Dos filhos desse Sítio

Dos filhos desse Sítio
(Foto: Bob Sousa)

 

Fotos de Bob Sousa.

Agropeça, criação do Teatro da Vertigem em cartaz no Sesc Pompeia até o próximo dia 14 de junho, é certamente uma das mais engenhosas, e sombrias, sátiras político-ideológicas que o teatro brasileiro recentemente concebeu. Com texto notável de Marcelino Freire, firme direção de Antonio Araújo e um elenco de oito performers de atuação impecável, a peça investe em um tipo de vigilância crítica sobre a realidade brasileira acompanhada o tempo todo por um hibridismo de registros que remonta ao ocaso da Antiguidade Clássica, batizado já pelos antigos de sério-cômico e estudado por Mikhail Bakhtin em Problemas da poética de Dostoiévski. Os gêneros sério-cômicos opunham-se às formas bem delimitadas da epopeia, da lírica, da tragédia e da comédia e estavam impregnados de uma cosmovisão carnavalesca que fazia a imagem e a palavra estabelecerem uma relação toda especial com o real – tais instâncias, a imagem e a palavra, podem ser eleitas como os pontos centrais dessa desabrida experiência conduzida com  muito empenho por um dos mais importantes grupos do teatro brasileiro.

A primeira característica do sério-cômico é o tratamento direto da realidade e o contato profundamente familiar que se estabelece com os indivíduos e os temas contemporâneos e as decorrentes questões que eles evocam. A segunda peculiaridade diz respeito ao modo especial por meio do qual o sério-cômico baseia-se conscientemente na experiência e na fantasia livre, adotando uma criticidade de tom cínico-desmascarador. A terceira característica trata da pluralidade de estilos e da variedade de vozes, que fundem o sublime e o vulgar; o sério e o cômico, propriamente; a prosa e o verso; a língua e o jargão. Sobre ela Bakhtin afirma: “Concomitantemente com o discurso de representação, surge o discurso representado”, processo que parece igualmente essencial na condução da atmosfera da Agropeça, que não abre mão de, por meio da metalinguagem, revelar as artimanhas do discurso político.

(Foto: Bob Sousa)

O Teatro da Vertigem quis trazer ao palco um assunto incontornável para nós brasileiros, o agronegócio, que, para além da dimensão econômica, estende seu discurso totalizante sobre as esferas da cultura, da mentalidade e das ideologias política e religiosa – cada vez mais inseparáveis, diga-se de passagem, em um país cuja ética cristã convida cada cidadão pobre, favelado, negro, indígena, trans… a carregar sozinho sua própria cruz. Entretanto, em vez de se concentrar nas agruras do agronegócio, o grupo houve por bem imbricá-lo a uma criação literária que é um verdadeiro patrimônio no imaginário da literatura nacional, o Sítio do Picapau Amarelo, de Monteiro Lobato, que, embora já viesse sofrendo pressões advindas do processo de revisionismo histórico – ora, agudo; ora, obtuso – que tem incidido sobre as obras canônicas, não havia ainda sido examinado com a mordacidade e a virulência que exalam do espetáculo. Ou melhor, com a devida perscrutação especulativa.
────────────────────
[DESCRIÇÃO DA TAREFA]
Responda, por favor, a estas perguntas sobre a resenha da Agropeça:
1. Em que local e até que dia a peça fica em cartaz?
2. Qual é a segunda característica do sério-cômico descrita na resenha?
3. A que criação literária o grupo imbricou o tema do agronegócio?
Os itens não têm nenhum papel nesta atividade.

[ITENS FORNECIDOS]
────────────────────
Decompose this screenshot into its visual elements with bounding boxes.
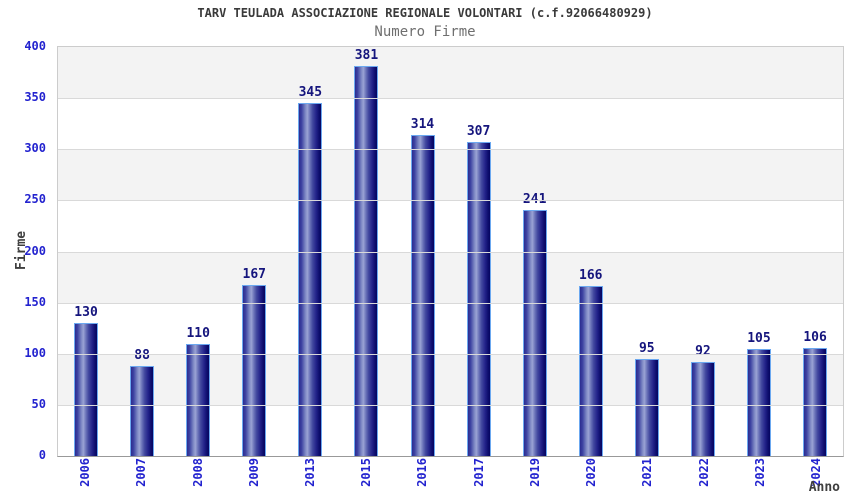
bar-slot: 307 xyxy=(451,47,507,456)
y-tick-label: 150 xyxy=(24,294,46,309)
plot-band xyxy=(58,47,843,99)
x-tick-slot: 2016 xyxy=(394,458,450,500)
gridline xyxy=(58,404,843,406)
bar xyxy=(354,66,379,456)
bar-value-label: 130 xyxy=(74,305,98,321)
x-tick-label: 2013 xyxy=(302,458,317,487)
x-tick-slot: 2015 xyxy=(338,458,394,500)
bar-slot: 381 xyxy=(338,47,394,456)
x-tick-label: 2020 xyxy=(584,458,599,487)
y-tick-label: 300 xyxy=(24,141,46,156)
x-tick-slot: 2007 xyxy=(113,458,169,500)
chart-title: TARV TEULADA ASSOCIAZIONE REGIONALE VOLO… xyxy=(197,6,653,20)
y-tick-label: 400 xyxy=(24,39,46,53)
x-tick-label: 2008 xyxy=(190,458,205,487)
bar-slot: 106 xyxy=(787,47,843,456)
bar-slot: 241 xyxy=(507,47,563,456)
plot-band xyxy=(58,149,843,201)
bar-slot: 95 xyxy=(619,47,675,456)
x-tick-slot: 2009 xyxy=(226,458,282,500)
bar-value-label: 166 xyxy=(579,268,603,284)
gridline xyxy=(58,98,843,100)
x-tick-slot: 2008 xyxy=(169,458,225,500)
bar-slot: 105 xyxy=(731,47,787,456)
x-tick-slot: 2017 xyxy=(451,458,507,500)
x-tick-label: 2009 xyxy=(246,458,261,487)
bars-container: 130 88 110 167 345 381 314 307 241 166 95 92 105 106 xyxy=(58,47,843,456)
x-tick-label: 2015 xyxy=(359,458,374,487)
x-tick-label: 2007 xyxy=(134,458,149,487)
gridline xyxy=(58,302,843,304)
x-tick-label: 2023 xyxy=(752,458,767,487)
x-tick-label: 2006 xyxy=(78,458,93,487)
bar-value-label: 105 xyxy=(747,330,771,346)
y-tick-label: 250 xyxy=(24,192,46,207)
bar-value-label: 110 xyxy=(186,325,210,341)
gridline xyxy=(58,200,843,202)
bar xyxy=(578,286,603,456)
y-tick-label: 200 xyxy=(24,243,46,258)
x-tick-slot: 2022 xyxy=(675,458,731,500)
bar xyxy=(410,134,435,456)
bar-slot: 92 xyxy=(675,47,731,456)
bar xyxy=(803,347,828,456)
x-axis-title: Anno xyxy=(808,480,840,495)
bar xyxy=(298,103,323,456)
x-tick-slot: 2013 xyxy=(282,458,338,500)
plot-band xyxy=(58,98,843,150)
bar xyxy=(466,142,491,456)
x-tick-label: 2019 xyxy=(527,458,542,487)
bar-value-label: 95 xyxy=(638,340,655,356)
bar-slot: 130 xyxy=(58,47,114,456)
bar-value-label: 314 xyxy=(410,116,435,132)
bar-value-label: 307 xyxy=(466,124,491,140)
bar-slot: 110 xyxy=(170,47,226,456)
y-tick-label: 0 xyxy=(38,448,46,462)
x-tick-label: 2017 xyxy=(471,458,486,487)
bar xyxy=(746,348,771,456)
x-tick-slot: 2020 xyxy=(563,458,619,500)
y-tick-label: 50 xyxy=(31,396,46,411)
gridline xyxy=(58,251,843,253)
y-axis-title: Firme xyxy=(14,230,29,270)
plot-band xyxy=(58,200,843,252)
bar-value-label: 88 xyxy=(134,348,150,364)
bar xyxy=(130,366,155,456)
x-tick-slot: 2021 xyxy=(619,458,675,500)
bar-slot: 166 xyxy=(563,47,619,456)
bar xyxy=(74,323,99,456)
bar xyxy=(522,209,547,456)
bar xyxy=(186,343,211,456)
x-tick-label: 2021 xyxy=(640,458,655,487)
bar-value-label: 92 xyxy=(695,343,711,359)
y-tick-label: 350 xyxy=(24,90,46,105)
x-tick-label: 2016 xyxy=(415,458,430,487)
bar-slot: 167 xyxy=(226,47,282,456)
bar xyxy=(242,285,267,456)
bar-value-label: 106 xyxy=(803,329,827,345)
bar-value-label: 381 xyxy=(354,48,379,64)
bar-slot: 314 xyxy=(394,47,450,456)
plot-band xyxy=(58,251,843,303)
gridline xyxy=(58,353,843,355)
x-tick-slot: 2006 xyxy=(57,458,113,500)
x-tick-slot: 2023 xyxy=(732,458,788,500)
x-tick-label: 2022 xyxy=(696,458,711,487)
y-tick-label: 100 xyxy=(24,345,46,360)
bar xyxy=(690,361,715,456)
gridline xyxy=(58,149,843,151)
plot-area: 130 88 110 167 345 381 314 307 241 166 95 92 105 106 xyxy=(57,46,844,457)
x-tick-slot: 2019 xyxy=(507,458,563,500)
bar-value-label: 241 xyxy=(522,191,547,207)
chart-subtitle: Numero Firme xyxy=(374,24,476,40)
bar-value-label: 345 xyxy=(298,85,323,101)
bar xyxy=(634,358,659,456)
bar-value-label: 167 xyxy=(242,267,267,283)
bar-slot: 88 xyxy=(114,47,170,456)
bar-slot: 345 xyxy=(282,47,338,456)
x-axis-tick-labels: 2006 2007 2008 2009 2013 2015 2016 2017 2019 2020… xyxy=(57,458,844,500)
────────────────────
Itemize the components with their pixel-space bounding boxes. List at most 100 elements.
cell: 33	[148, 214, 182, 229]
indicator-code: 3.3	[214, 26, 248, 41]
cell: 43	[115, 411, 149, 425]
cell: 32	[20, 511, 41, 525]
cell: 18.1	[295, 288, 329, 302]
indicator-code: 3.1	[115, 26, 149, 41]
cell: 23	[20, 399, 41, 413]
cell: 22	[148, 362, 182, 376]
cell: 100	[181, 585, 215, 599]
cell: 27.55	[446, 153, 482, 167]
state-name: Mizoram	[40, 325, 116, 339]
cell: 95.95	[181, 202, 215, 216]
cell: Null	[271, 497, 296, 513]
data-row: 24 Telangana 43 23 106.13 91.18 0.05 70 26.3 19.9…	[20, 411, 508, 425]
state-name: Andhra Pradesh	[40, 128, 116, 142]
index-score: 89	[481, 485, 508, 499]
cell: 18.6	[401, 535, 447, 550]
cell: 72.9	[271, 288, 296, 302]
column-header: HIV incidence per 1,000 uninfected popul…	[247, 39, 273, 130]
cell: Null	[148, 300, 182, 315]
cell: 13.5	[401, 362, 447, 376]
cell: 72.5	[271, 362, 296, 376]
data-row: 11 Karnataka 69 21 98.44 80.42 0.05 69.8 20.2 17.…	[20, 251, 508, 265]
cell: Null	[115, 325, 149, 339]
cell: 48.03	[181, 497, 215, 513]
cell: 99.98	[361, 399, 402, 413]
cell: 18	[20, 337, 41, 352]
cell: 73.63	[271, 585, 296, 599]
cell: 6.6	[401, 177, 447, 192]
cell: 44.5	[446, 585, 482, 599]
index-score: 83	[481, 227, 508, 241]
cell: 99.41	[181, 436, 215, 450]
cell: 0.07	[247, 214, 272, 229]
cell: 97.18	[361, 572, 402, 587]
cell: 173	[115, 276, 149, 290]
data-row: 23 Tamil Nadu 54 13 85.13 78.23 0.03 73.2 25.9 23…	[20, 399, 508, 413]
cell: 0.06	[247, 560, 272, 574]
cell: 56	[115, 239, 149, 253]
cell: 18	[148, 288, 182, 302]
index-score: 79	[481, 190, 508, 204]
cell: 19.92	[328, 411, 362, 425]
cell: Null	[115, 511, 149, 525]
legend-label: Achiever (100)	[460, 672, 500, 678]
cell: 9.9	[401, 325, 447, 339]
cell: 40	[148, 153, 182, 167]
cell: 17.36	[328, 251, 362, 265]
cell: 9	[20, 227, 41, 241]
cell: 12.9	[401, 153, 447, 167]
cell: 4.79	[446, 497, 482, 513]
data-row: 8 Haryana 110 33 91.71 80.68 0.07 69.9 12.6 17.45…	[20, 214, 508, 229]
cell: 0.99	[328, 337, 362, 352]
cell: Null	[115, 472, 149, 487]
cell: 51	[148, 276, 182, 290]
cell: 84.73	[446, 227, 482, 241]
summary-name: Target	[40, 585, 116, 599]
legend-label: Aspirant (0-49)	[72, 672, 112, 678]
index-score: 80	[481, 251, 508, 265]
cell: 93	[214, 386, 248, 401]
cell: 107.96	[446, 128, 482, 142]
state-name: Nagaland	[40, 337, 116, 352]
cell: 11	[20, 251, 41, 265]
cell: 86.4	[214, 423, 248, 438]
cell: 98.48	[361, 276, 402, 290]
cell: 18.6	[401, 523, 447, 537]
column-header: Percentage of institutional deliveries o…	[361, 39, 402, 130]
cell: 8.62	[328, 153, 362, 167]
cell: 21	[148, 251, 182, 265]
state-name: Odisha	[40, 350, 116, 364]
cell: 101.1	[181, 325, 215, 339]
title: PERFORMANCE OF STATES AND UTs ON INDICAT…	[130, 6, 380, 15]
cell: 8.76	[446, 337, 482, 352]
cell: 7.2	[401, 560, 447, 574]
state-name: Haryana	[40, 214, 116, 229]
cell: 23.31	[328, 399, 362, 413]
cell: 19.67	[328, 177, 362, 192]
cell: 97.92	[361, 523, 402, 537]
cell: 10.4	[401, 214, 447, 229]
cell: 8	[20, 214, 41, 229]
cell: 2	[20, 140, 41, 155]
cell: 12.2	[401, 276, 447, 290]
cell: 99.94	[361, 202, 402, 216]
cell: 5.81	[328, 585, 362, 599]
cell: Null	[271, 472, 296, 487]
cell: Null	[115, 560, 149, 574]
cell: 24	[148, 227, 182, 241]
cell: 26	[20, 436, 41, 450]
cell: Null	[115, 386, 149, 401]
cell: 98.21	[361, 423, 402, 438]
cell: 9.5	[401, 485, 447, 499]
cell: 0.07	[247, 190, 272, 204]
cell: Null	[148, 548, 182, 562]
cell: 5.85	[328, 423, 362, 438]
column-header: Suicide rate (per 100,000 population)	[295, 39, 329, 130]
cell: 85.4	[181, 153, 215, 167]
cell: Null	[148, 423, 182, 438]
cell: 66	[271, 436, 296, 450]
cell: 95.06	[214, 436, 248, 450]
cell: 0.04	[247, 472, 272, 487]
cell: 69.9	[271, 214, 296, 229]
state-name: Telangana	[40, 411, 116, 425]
────────────────────
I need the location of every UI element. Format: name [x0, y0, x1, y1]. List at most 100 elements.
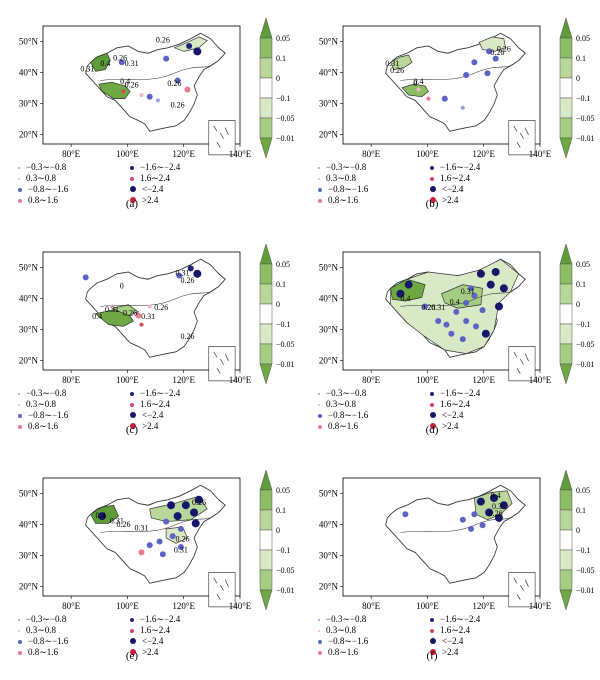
────────────────────
[EXERCÍCIO RESOLVIDO]
1. No Sesc Pompeia, até o dia 14 de junho.
2. O sério-cômico baseia-se conscientemente na experiência e na fantasia livre e adota uma criticidade de tom cínico-desmascarador.
3. Ao Sítio do Picapau Amarelo, de Monteiro Lobato.